◆ DOCUMENT EXCERPT ◆
☆ ☆ ☆ ☆ ☆

I didn’t always write about education.

Once upon a time, I wrote books – romances, mysteries, non-fiction. I also worked in soap operas – ABC Daytime, Procter & Gamble Productions, the Daytime Emmy Awards.

But then I had children. And I applied those children to schools in New York City. And I found out how difficult it was. And I decided to help other parents, this time by writing books about getting into NYC Kindergarten and NYC High School.

But I still loved the soaps. Because I always have to find out: What happens next?

Little did I know that educational consulting would provide the same level of suspense. 

I can meet with families and we can come up with a list of public, charter, dual language, gifted & talented, zoned, unzoned, parochial and independent schools for them to apply to. I can provide an online calculator to help them figure out the best date for their children to take the Gifted & Talented, Hunter, and private school tests. Together, we wait to find out where they get placed for General Education Kindergarten, for their G&T/Hunter score, for the lottery that will decide their child’s future.

And then the wait-lists! Talk about daytime drama! It can go on for months!

Back in March, a frustrated mom wrote me to ask:

I‘m being told by the parent coordinator at our zoned school that general ed school choice is not real, and my child will be attending the zoned school no matter what I ranked. The parent coordinator did not schedule any open houses or info sessions before the kindergarten app deadline because she thinks it is a bogus exercise. She chided me for thinking my child could end up going elsewhere and really demonstrated hostility to the idea of school choice. She also disparaged the idea of parents applying for G&T, and spouted off about how special ed kids bring down the test scores at her school which also turned me off because my child gets some speech and OT services this year. All in all, she made me quite nervous about sending my child to that school and I’m feeling quite trapped right now. So is the parent coordinator correct?  Is the whole ranking process just a sham?

I tried my best to reassure her. Read my reply, here.

☆ ☆ ☆ ☆ ☆

◆ MATERIAL FOR THIS EXERCISE ◆
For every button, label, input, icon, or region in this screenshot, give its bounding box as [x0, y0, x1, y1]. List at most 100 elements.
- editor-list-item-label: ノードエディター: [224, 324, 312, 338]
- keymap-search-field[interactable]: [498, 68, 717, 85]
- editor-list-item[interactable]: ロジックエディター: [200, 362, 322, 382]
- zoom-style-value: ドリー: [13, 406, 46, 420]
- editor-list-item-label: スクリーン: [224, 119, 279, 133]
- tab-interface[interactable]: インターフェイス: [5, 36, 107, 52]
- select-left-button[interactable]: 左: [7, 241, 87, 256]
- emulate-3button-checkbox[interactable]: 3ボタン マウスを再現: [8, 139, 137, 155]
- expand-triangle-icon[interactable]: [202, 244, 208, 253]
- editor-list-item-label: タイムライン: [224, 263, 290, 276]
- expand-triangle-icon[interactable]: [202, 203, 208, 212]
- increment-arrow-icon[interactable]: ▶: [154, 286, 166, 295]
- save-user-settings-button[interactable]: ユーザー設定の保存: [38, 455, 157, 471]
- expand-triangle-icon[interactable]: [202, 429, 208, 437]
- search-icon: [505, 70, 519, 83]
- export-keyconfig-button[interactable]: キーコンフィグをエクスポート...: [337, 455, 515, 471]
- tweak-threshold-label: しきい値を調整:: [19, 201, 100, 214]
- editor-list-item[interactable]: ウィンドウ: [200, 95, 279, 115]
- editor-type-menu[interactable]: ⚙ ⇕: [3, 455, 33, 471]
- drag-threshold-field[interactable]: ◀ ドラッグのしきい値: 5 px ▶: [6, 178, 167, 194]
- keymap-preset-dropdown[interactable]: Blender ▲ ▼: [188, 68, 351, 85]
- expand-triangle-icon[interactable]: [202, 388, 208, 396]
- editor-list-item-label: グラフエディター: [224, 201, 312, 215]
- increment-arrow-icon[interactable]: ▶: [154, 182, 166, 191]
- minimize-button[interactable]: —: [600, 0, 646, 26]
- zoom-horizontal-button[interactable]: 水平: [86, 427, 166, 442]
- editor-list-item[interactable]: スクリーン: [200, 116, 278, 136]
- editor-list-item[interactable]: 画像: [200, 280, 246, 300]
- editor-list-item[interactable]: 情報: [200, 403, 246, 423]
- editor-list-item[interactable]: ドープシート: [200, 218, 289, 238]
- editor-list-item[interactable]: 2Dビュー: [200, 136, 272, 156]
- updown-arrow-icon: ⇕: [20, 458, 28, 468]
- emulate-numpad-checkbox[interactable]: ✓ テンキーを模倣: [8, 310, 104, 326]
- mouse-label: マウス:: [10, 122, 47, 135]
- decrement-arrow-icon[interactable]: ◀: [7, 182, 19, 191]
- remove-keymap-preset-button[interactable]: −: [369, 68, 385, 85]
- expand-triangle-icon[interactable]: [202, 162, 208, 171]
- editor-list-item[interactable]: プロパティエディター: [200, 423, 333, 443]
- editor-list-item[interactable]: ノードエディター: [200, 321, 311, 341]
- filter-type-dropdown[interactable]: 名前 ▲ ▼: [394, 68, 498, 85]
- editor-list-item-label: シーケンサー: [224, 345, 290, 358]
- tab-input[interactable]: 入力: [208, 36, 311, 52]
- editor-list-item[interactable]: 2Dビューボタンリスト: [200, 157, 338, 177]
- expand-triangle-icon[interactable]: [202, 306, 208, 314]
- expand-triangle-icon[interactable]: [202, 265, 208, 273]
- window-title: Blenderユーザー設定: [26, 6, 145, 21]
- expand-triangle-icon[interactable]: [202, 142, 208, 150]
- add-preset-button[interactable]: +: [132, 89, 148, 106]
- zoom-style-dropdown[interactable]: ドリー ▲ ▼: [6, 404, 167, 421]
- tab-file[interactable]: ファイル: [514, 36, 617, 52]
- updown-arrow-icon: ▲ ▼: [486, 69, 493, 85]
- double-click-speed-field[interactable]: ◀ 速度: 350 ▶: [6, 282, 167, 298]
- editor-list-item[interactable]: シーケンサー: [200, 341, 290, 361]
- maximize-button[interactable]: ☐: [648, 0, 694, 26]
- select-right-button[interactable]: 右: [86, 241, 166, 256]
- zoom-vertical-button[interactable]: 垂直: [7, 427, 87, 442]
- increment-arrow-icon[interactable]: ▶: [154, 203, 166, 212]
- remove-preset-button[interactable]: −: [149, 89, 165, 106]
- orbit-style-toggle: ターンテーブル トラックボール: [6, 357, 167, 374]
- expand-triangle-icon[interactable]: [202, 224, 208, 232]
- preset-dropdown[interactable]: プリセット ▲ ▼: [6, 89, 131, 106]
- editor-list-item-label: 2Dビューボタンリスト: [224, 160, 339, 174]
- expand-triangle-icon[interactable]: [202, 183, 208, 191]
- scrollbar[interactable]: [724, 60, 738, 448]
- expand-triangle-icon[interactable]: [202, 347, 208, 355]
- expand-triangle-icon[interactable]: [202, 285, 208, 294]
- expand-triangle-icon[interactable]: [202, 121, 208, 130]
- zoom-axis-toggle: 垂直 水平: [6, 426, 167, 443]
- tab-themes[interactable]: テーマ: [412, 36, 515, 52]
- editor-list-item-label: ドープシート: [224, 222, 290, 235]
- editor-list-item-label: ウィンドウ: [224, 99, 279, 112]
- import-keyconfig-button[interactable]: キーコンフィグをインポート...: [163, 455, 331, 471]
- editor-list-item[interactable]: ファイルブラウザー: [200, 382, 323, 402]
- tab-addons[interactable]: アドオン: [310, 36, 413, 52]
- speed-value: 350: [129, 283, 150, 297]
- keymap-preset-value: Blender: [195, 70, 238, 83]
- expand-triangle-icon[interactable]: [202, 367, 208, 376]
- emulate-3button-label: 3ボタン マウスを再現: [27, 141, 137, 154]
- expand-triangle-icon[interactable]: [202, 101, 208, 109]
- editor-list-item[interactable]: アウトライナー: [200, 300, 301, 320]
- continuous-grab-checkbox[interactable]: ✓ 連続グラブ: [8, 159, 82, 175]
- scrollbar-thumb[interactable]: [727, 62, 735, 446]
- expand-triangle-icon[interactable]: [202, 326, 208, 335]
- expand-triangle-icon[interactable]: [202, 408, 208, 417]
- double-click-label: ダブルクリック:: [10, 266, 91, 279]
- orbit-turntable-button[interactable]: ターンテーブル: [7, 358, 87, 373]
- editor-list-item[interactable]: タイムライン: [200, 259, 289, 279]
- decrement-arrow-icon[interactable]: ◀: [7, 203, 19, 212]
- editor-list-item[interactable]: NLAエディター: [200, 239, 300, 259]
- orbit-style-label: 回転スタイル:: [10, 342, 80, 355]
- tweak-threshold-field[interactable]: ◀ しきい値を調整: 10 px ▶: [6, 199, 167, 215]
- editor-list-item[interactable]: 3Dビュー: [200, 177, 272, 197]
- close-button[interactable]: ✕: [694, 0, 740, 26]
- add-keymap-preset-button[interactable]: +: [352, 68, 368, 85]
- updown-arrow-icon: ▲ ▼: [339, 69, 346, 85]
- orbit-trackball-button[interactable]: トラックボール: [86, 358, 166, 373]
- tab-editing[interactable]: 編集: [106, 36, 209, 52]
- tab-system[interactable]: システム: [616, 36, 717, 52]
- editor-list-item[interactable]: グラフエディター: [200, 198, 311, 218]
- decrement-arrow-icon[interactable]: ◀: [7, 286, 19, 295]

☆ ☆ ☆ ☆ ☆

◆ TASKS AND EXERCISES ◆
1. Write out the passage of the NYC school admissions excerpt that begins at the words "But then I had" and stops after the words "NYC High School.".
2. Reproduce the records verbatim, from their first line through the line containing "- editor-list-item[interactable]: ドープシート: [200, 218, 289, 238]".

◆ WRITTEN RESPONSES ◆
1.
But then I had children. And I applied those children to schools in New York City. And I found out how difficult it was. And I decided to help other parents, this time by writing books about getting into NYC Kindergarten and NYC High School.

2.
For every button, label, input, icon, or region in this screenshot, give its bounding box as [x0, y0, x1, y1]. List at most 100 elements.
- editor-list-item-label: ノードエディター: [224, 324, 312, 338]
- keymap-search-field[interactable]: [498, 68, 717, 85]
- editor-list-item[interactable]: ロジックエディター: [200, 362, 322, 382]
- zoom-style-value: ドリー: [13, 406, 46, 420]
- editor-list-item-label: スクリーン: [224, 119, 279, 133]
- tab-interface[interactable]: インターフェイス: [5, 36, 107, 52]
- select-left-button[interactable]: 左: [7, 241, 87, 256]
- emulate-3button-checkbox[interactable]: 3ボタン マウスを再現: [8, 139, 137, 155]
- expand-triangle-icon[interactable]: [202, 244, 208, 253]
- editor-list-item-label: タイムライン: [224, 263, 290, 276]
- expand-triangle-icon[interactable]: [202, 203, 208, 212]
- increment-arrow-icon[interactable]: ▶: [154, 286, 166, 295]
- save-user-settings-button[interactable]: ユーザー設定の保存: [38, 455, 157, 471]
- expand-triangle-icon[interactable]: [202, 429, 208, 437]
- search-icon: [505, 70, 519, 83]
- export-keyconfig-button[interactable]: キーコンフィグをエクスポート...: [337, 455, 515, 471]
- tweak-threshold-label: しきい値を調整:: [19, 201, 100, 214]
- editor-list-item[interactable]: ウィンドウ: [200, 95, 279, 115]
- editor-type-menu[interactable]: ⚙ ⇕: [3, 455, 33, 471]
- drag-threshold-field[interactable]: ◀ ドラッグのしきい値: 5 px ▶: [6, 178, 167, 194]
- keymap-preset-dropdown[interactable]: Blender ▲ ▼: [188, 68, 351, 85]
- expand-triangle-icon[interactable]: [202, 388, 208, 396]
- editor-list-item-label: グラフエディター: [224, 201, 312, 215]
- increment-arrow-icon[interactable]: ▶: [154, 182, 166, 191]
- minimize-button[interactable]: —: [600, 0, 646, 26]
- zoom-horizontal-button[interactable]: 水平: [86, 427, 166, 442]
- editor-list-item[interactable]: スクリーン: [200, 116, 278, 136]
- editor-list-item[interactable]: 画像: [200, 280, 246, 300]
- editor-list-item[interactable]: 情報: [200, 403, 246, 423]
- editor-list-item[interactable]: ドープシート: [200, 218, 289, 238]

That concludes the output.